EXERCISE DIRECTIONS: Extract every entry word for word. Skip the pictures.

### DATASET EXCERPTS ###

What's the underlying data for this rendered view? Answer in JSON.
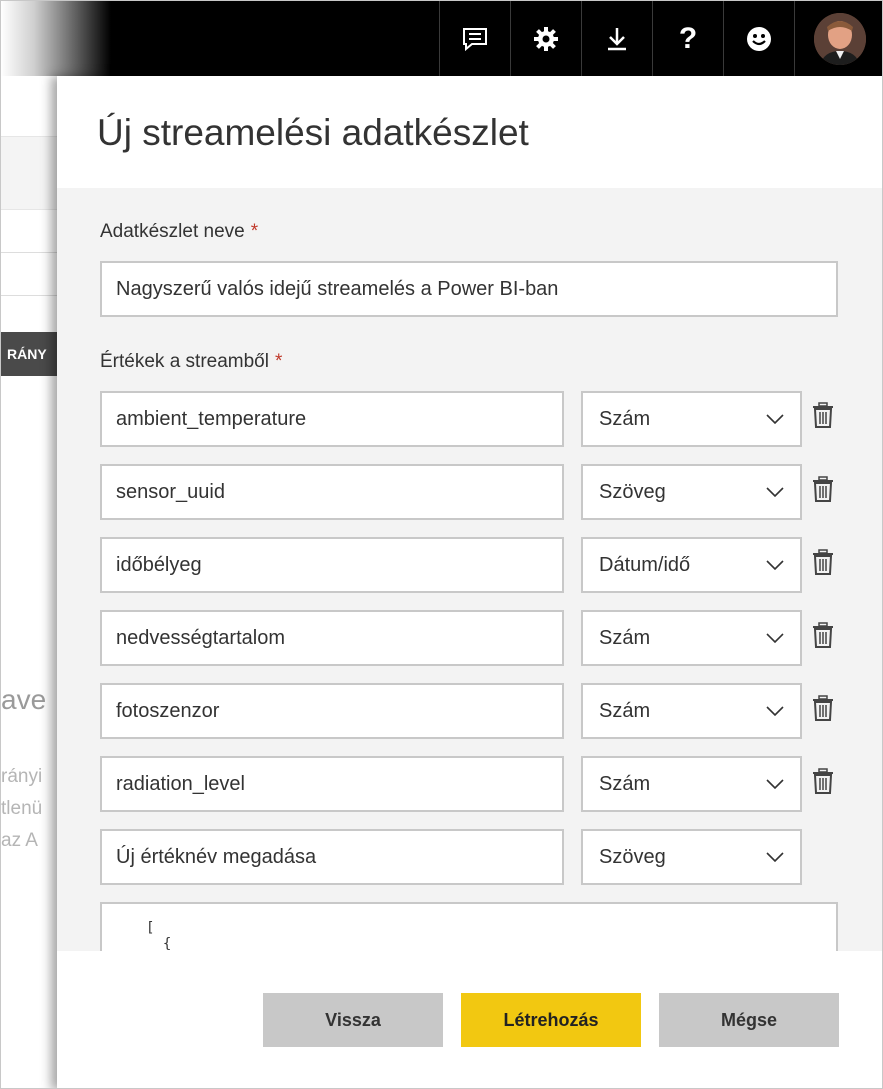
{
  "topbar": {
    "icons": [
      "feedback-icon",
      "gear-icon",
      "download-icon",
      "help-icon",
      "smiley-icon",
      "avatar"
    ]
  },
  "background_page": {
    "tag_text": "RÁNY",
    "big_text": "ave",
    "lines": [
      "rányi",
      "tlenü",
      "az A"
    ]
  },
  "panel": {
    "title": "Új streamelési adatkészlet",
    "dataset_name_label": "Adatkészlet neve",
    "dataset_name_required": "*",
    "dataset_name_value": "Nagyszerű valós idejű streamelés a Power BI-ban",
    "values_label": "Értékek a streamből",
    "values_required": "*",
    "rows": [
      {
        "name": "ambient_temperature",
        "type": "Szám"
      },
      {
        "name": "sensor_uuid",
        "type": "Szöveg"
      },
      {
        "name": "időbélyeg",
        "type": "Dátum/idő"
      },
      {
        "name": "nedvességtartalom",
        "type": "Szám"
      },
      {
        "name": "fotoszenzor",
        "type": "Szám"
      },
      {
        "name": "radiation_level",
        "type": "Szám"
      }
    ],
    "new_row": {
      "placeholder": "Új értéknév megadása",
      "type": "Szöveg"
    },
    "json_preview": "[\n  {"
  },
  "footer": {
    "back_label": "Vissza",
    "create_label": "Létrehozás",
    "cancel_label": "Mégse"
  },
  "colors": {
    "primary_button": "#f2c811",
    "secondary_button": "#c8c8c8",
    "required_star": "#c0392b",
    "topbar": "#000000"
  }
}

###

ANSWER TO THIS PROBLEM:
What's the underlying data for this rendered view? Answer in JSON.
{
  "topbar": {
    "icons": [
      "feedback-icon",
      "gear-icon",
      "download-icon",
      "help-icon",
      "smiley-icon",
      "avatar"
    ]
  },
  "background_page": {
    "tag_text": "RÁNY",
    "big_text": "ave",
    "lines": [
      "rányi",
      "tlenü",
      "az A"
    ]
  },
  "panel": {
    "title": "Új streamelési adatkészlet",
    "dataset_name_label": "Adatkészlet neve",
    "dataset_name_required": "*",
    "dataset_name_value": "Nagyszerű valós idejű streamelés a Power BI-ban",
    "values_label": "Értékek a streamből",
    "values_required": "*",
    "rows": [
      {
        "name": "ambient_temperature",
        "type": "Szám"
      },
      {
        "name": "sensor_uuid",
        "type": "Szöveg"
      },
      {
        "name": "időbélyeg",
        "type": "Dátum/idő"
      },
      {
        "name": "nedvességtartalom",
        "type": "Szám"
      },
      {
        "name": "fotoszenzor",
        "type": "Szám"
      },
      {
        "name": "radiation_level",
        "type": "Szám"
      }
    ],
    "new_row": {
      "placeholder": "Új értéknév megadása",
      "type": "Szöveg"
    },
    "json_preview": "[\n  {"
  },
  "footer": {
    "back_label": "Vissza",
    "create_label": "Létrehozás",
    "cancel_label": "Mégse"
  },
  "colors": {
    "primary_button": "#f2c811",
    "secondary_button": "#c8c8c8",
    "required_star": "#c0392b",
    "topbar": "#000000"
  }
}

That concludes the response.